[Layout records]
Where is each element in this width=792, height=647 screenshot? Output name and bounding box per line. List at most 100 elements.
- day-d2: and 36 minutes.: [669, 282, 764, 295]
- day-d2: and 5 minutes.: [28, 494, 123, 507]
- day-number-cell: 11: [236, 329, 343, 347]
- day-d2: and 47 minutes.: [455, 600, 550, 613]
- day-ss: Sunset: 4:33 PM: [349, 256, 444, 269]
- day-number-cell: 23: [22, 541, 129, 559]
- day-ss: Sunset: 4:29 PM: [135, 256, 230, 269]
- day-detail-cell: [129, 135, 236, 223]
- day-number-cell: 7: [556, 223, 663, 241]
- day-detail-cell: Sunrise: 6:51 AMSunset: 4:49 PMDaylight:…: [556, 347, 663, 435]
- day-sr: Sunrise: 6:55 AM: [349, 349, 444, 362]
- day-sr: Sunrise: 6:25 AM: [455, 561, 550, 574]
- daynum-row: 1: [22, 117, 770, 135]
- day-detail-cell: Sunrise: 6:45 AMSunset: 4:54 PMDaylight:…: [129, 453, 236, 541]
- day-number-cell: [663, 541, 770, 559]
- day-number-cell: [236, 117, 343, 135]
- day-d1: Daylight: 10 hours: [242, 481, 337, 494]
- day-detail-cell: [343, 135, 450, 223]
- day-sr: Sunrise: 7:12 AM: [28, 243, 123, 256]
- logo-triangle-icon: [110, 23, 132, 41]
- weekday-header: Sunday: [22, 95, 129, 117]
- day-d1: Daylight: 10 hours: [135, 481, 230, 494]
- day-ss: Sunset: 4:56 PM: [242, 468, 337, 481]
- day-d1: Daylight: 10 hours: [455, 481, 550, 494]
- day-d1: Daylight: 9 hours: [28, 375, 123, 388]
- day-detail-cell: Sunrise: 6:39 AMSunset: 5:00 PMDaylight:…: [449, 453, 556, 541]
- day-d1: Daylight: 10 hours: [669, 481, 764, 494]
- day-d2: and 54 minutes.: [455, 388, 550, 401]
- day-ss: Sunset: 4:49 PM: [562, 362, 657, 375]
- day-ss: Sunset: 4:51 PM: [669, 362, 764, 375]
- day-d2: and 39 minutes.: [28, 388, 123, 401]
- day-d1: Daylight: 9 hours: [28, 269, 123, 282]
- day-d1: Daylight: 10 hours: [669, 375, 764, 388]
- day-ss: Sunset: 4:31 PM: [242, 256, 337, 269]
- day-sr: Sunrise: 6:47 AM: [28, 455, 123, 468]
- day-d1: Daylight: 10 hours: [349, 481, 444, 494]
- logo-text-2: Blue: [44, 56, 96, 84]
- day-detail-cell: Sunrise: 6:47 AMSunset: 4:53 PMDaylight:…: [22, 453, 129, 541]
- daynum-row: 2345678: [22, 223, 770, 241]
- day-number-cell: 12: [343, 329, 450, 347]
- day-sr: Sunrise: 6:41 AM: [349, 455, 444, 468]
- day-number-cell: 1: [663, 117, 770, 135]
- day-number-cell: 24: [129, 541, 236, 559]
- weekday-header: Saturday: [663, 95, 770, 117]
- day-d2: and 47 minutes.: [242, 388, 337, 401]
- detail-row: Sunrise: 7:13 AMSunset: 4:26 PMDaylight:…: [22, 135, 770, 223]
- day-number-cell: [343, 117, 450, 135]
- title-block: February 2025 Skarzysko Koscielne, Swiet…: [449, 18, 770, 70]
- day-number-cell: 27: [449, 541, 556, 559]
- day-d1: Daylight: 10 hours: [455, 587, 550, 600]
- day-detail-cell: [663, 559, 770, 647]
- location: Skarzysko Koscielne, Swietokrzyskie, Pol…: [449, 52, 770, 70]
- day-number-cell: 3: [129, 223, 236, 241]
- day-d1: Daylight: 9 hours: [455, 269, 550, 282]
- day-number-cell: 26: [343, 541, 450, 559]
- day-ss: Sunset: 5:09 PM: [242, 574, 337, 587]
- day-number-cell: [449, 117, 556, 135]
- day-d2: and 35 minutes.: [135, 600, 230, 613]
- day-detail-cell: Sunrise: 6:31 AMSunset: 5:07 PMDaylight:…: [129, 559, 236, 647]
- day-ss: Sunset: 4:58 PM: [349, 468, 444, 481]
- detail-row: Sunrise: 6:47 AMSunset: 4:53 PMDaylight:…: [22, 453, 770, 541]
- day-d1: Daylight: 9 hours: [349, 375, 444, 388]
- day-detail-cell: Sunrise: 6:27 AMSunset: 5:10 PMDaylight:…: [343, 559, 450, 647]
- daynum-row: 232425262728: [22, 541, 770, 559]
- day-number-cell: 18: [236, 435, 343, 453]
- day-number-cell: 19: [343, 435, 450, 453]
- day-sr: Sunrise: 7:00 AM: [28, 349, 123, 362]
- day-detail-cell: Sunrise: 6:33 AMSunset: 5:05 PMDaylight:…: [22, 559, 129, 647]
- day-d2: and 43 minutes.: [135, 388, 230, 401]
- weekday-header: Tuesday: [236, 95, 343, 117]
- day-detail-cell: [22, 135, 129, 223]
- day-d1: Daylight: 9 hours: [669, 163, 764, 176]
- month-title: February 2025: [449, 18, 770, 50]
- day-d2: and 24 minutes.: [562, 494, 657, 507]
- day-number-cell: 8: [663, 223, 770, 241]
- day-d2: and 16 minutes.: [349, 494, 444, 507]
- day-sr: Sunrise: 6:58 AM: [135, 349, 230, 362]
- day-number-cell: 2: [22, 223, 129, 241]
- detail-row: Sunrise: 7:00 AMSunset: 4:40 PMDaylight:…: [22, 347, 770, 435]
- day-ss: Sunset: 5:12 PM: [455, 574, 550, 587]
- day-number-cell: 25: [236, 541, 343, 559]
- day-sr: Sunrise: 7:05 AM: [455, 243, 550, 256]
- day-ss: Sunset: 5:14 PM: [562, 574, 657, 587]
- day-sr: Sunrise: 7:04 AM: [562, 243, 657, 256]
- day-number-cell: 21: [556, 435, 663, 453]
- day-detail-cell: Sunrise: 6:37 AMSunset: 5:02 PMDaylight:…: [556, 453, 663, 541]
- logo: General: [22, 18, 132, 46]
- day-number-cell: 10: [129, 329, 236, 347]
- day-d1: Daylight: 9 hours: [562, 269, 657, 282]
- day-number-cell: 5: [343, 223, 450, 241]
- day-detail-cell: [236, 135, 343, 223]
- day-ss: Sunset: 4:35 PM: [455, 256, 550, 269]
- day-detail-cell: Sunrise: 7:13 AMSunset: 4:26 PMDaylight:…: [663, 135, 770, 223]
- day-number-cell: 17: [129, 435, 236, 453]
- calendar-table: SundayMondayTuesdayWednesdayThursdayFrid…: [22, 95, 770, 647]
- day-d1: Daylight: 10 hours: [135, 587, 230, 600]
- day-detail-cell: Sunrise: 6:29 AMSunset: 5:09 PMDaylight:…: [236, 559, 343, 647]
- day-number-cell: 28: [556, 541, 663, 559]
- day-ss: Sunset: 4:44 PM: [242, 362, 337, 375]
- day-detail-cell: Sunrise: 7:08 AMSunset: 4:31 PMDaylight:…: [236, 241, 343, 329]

> TO BE DONE:
Print each line of the items above without any change.

> SOLUTION BELOW:
Where is each element in this width=792, height=647 screenshot? Output name and bounding box per line. List at most 100 elements.
- day-d2: and 36 minutes.: [669, 282, 764, 295]
- day-d2: and 5 minutes.: [28, 494, 123, 507]
- day-number-cell: 11: [236, 329, 343, 347]
- day-d2: and 47 minutes.: [455, 600, 550, 613]
- day-ss: Sunset: 4:33 PM: [349, 256, 444, 269]
- day-number-cell: 23: [22, 541, 129, 559]
- day-ss: Sunset: 4:29 PM: [135, 256, 230, 269]
- day-detail-cell: [129, 135, 236, 223]
- day-number-cell: 7: [556, 223, 663, 241]
- day-detail-cell: Sunrise: 6:51 AMSunset: 4:49 PMDaylight:…: [556, 347, 663, 435]
- day-sr: Sunrise: 6:55 AM: [349, 349, 444, 362]
- day-sr: Sunrise: 6:25 AM: [455, 561, 550, 574]
- daynum-row: 1: [22, 117, 770, 135]
- day-detail-cell: Sunrise: 6:45 AMSunset: 4:54 PMDaylight:…: [129, 453, 236, 541]
- day-number-cell: [663, 541, 770, 559]
- day-number-cell: [236, 117, 343, 135]
- day-d1: Daylight: 10 hours: [242, 481, 337, 494]
- day-detail-cell: [343, 135, 450, 223]
- day-sr: Sunrise: 7:12 AM: [28, 243, 123, 256]
- logo-triangle-icon: [110, 23, 132, 41]
- weekday-header: Sunday: [22, 95, 129, 117]
- day-d1: Daylight: 10 hours: [135, 481, 230, 494]
- day-ss: Sunset: 4:56 PM: [242, 468, 337, 481]
- day-d1: Daylight: 10 hours: [455, 481, 550, 494]
- day-d1: Daylight: 9 hours: [28, 375, 123, 388]
- day-detail-cell: Sunrise: 6:39 AMSunset: 5:00 PMDaylight:…: [449, 453, 556, 541]
- day-d1: Daylight: 10 hours: [669, 481, 764, 494]
- day-d2: and 54 minutes.: [455, 388, 550, 401]
- day-ss: Sunset: 4:49 PM: [562, 362, 657, 375]
- day-ss: Sunset: 4:51 PM: [669, 362, 764, 375]
- day-d2: and 39 minutes.: [28, 388, 123, 401]
- day-d1: Daylight: 9 hours: [28, 269, 123, 282]
- day-d1: Daylight: 10 hours: [669, 375, 764, 388]
- day-ss: Sunset: 4:31 PM: [242, 256, 337, 269]
- day-sr: Sunrise: 6:47 AM: [28, 455, 123, 468]
- day-d1: Daylight: 10 hours: [349, 481, 444, 494]
- logo-text-2: Blue: [44, 56, 96, 84]
- day-detail-cell: Sunrise: 6:47 AMSunset: 4:53 PMDaylight:…: [22, 453, 129, 541]
- daynum-row: 2345678: [22, 223, 770, 241]
- day-number-cell: 12: [343, 329, 450, 347]
- day-sr: Sunrise: 6:41 AM: [349, 455, 444, 468]
- day-number-cell: 1: [663, 117, 770, 135]
- day-number-cell: 24: [129, 541, 236, 559]
- weekday-header: Saturday: [663, 95, 770, 117]
- day-d2: and 47 minutes.: [242, 388, 337, 401]
- detail-row: Sunrise: 7:13 AMSunset: 4:26 PMDaylight:…: [22, 135, 770, 223]
- day-number-cell: [343, 117, 450, 135]
- title-block: February 2025 Skarzysko Koscielne, Swiet…: [449, 18, 770, 70]
- day-number-cell: 27: [449, 541, 556, 559]
- day-d1: Daylight: 10 hours: [455, 587, 550, 600]
- day-detail-cell: [663, 559, 770, 647]
- location: Skarzysko Koscielne, Swietokrzyskie, Pol…: [449, 52, 770, 70]
- day-number-cell: 3: [129, 223, 236, 241]
- day-d1: Daylight: 9 hours: [455, 269, 550, 282]
- day-number-cell: 26: [343, 541, 450, 559]
- day-ss: Sunset: 5:09 PM: [242, 574, 337, 587]
- day-number-cell: [449, 117, 556, 135]
- day-d2: and 35 minutes.: [135, 600, 230, 613]
- day-detail-cell: Sunrise: 6:31 AMSunset: 5:07 PMDaylight:…: [129, 559, 236, 647]
- day-ss: Sunset: 4:58 PM: [349, 468, 444, 481]
- detail-row: Sunrise: 6:47 AMSunset: 4:53 PMDaylight:…: [22, 453, 770, 541]
- day-d1: Daylight: 9 hours: [349, 375, 444, 388]
- day-detail-cell: Sunrise: 6:27 AMSunset: 5:10 PMDaylight:…: [343, 559, 450, 647]
- daynum-row: 232425262728: [22, 541, 770, 559]
- day-number-cell: 18: [236, 435, 343, 453]
- day-number-cell: 19: [343, 435, 450, 453]
- day-sr: Sunrise: 7:00 AM: [28, 349, 123, 362]
- day-detail-cell: Sunrise: 6:33 AMSunset: 5:05 PMDaylight:…: [22, 559, 129, 647]
- day-d2: and 43 minutes.: [135, 388, 230, 401]
- weekday-header: Tuesday: [236, 95, 343, 117]
- day-detail-cell: [22, 135, 129, 223]
- day-d1: Daylight: 9 hours: [669, 163, 764, 176]
- month-title: February 2025: [449, 18, 770, 50]
- day-d2: and 24 minutes.: [562, 494, 657, 507]
- day-number-cell: 8: [663, 223, 770, 241]
- day-d2: and 16 minutes.: [349, 494, 444, 507]
- day-sr: Sunrise: 6:58 AM: [135, 349, 230, 362]
- day-number-cell: 2: [22, 223, 129, 241]
- detail-row: Sunrise: 7:00 AMSunset: 4:40 PMDaylight:…: [22, 347, 770, 435]
- day-ss: Sunset: 5:12 PM: [455, 574, 550, 587]
- day-number-cell: 25: [236, 541, 343, 559]
- day-sr: Sunrise: 7:05 AM: [455, 243, 550, 256]
- day-ss: Sunset: 5:14 PM: [562, 574, 657, 587]
- day-sr: Sunrise: 7:04 AM: [562, 243, 657, 256]
- day-number-cell: 21: [556, 435, 663, 453]
- day-detail-cell: Sunrise: 6:37 AMSunset: 5:02 PMDaylight:…: [556, 453, 663, 541]
- logo: General: [22, 18, 132, 46]
- day-number-cell: 10: [129, 329, 236, 347]
- day-d1: Daylight: 9 hours: [562, 269, 657, 282]
- day-number-cell: 5: [343, 223, 450, 241]
- day-detail-cell: [236, 135, 343, 223]
- day-ss: Sunset: 4:35 PM: [455, 256, 550, 269]
- day-detail-cell: Sunrise: 7:13 AMSunset: 4:26 PMDaylight:…: [663, 135, 770, 223]
- day-number-cell: 17: [129, 435, 236, 453]
- calendar-table: SundayMondayTuesdayWednesdayThursdayFrid…: [22, 95, 770, 647]
- day-d1: Daylight: 10 hours: [135, 587, 230, 600]
- day-detail-cell: Sunrise: 6:29 AMSunset: 5:09 PMDaylight:…: [236, 559, 343, 647]
- day-number-cell: 28: [556, 541, 663, 559]
- day-ss: Sunset: 4:44 PM: [242, 362, 337, 375]
- day-detail-cell: Sunrise: 7:08 AMSunset: 4:31 PMDaylight:…: [236, 241, 343, 329]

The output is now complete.